■ Stated exercise
Identify the lines that contain the string "Google" and copy all of them.

■ Provided data

+++

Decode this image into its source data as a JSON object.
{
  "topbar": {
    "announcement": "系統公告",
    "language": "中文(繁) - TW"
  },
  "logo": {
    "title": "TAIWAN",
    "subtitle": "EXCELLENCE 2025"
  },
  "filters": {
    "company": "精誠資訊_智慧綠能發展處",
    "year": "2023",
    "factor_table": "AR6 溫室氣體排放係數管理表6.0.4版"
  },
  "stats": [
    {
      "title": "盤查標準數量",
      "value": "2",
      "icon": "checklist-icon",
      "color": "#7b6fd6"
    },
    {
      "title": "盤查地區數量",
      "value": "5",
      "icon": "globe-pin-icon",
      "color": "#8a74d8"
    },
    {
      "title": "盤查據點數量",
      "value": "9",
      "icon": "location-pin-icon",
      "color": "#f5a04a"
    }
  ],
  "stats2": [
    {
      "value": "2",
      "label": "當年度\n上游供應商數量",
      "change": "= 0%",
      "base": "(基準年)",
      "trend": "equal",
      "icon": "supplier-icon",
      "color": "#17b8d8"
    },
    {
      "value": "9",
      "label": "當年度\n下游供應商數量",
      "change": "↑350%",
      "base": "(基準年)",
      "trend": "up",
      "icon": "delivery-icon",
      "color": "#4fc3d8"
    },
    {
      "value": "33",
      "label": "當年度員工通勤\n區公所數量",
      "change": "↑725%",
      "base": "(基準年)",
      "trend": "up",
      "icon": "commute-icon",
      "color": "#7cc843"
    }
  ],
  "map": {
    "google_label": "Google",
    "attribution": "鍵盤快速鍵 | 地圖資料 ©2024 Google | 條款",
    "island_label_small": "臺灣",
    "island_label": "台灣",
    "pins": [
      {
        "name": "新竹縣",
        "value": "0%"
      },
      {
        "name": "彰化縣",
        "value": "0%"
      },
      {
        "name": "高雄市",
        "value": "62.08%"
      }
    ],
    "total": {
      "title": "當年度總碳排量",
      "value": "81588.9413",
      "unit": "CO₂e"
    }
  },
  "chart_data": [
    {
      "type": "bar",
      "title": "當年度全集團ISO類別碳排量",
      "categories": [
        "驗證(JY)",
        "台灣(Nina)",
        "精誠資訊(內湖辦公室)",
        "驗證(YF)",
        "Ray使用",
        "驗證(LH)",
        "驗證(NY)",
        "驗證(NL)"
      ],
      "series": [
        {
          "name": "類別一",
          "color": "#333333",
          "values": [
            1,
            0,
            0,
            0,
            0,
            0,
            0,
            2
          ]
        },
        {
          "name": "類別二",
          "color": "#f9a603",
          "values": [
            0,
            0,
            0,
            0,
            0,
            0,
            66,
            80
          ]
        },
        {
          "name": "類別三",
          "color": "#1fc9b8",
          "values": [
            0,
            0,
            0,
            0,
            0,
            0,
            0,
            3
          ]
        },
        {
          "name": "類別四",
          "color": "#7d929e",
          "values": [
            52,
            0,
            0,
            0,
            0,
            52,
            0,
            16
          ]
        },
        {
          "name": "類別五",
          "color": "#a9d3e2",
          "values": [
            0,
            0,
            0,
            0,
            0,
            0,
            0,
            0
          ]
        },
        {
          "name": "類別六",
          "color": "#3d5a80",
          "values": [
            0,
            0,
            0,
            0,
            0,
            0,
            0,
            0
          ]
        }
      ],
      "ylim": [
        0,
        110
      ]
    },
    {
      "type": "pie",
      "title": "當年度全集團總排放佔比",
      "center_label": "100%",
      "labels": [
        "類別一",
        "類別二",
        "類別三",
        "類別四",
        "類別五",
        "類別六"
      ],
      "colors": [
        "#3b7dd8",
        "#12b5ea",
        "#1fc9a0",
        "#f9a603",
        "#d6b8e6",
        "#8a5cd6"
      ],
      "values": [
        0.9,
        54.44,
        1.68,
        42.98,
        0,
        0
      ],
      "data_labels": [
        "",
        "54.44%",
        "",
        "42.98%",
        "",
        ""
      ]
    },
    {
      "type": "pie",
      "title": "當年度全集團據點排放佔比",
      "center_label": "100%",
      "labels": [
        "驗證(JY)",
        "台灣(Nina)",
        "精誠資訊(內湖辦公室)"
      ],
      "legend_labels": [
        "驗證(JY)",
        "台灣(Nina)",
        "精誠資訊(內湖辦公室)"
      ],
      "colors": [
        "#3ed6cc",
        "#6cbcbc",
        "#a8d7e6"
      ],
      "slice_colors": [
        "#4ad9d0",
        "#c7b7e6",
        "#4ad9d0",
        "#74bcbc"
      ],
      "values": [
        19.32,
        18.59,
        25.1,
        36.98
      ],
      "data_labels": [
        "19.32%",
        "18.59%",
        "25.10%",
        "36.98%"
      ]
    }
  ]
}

+++

■ Exercise solution
    "google_label": "Google",
    "attribution": "鍵盤快速鍵 | 地圖資料 ©2024 Google | 條款",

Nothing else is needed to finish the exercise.